▶ **WHAT TO WORK ON**
In the entries that follow, how many lines contain "RANKING"? Answer with the number only.
## Begin MATERIAL PROVIDED
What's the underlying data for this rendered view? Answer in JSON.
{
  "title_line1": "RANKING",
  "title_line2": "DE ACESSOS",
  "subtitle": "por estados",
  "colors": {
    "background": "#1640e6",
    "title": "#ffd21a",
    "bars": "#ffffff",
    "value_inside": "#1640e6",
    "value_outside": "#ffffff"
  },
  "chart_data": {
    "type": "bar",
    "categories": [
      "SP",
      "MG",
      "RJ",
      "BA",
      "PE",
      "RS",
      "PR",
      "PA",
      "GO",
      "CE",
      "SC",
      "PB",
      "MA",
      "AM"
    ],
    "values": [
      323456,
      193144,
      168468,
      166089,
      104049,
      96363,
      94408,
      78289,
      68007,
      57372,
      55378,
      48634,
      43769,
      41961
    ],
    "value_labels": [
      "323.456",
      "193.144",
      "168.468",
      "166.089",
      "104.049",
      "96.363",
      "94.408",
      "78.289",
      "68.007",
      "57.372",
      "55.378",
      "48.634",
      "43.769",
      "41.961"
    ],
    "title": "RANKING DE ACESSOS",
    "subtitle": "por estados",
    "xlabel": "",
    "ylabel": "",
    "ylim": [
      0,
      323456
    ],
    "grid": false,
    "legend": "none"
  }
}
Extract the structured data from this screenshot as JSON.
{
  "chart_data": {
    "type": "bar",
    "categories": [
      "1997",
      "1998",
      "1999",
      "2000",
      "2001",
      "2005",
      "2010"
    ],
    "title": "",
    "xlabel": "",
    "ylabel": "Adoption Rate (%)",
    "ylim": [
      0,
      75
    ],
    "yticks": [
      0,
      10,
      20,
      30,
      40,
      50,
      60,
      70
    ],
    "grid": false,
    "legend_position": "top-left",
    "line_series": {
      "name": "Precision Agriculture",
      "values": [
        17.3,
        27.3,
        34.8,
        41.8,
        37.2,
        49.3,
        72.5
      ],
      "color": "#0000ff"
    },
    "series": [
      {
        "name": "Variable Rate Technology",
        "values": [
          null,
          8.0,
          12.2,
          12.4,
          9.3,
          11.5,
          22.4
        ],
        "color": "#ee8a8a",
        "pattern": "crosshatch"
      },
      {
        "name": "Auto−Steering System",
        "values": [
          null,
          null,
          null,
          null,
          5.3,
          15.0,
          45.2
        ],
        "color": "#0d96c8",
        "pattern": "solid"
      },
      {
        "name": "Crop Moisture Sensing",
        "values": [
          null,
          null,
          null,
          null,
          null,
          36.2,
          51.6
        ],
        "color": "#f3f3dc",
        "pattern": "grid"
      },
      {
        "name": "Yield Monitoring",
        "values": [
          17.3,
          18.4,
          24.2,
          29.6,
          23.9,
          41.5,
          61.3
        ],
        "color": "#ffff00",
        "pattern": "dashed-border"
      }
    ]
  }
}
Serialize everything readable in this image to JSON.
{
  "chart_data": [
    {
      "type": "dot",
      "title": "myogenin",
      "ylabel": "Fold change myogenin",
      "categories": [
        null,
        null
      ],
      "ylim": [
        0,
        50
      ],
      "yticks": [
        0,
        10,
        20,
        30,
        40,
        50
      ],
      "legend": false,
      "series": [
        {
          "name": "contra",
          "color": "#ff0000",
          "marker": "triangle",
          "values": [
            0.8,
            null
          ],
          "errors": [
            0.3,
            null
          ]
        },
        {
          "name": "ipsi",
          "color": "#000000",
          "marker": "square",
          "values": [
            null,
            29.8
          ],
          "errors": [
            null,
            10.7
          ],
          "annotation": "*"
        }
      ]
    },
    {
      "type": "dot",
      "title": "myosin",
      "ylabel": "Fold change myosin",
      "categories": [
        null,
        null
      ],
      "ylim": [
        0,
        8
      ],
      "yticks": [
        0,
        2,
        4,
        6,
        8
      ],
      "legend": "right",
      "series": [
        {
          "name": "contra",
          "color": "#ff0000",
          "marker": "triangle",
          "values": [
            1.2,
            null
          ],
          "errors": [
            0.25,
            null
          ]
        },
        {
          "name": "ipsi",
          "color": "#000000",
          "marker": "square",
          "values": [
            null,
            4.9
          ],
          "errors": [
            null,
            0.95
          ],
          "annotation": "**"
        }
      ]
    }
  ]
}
## End MATERIAL PROVIDED
▶ **SOLUTION TO THE EXERCISE**
2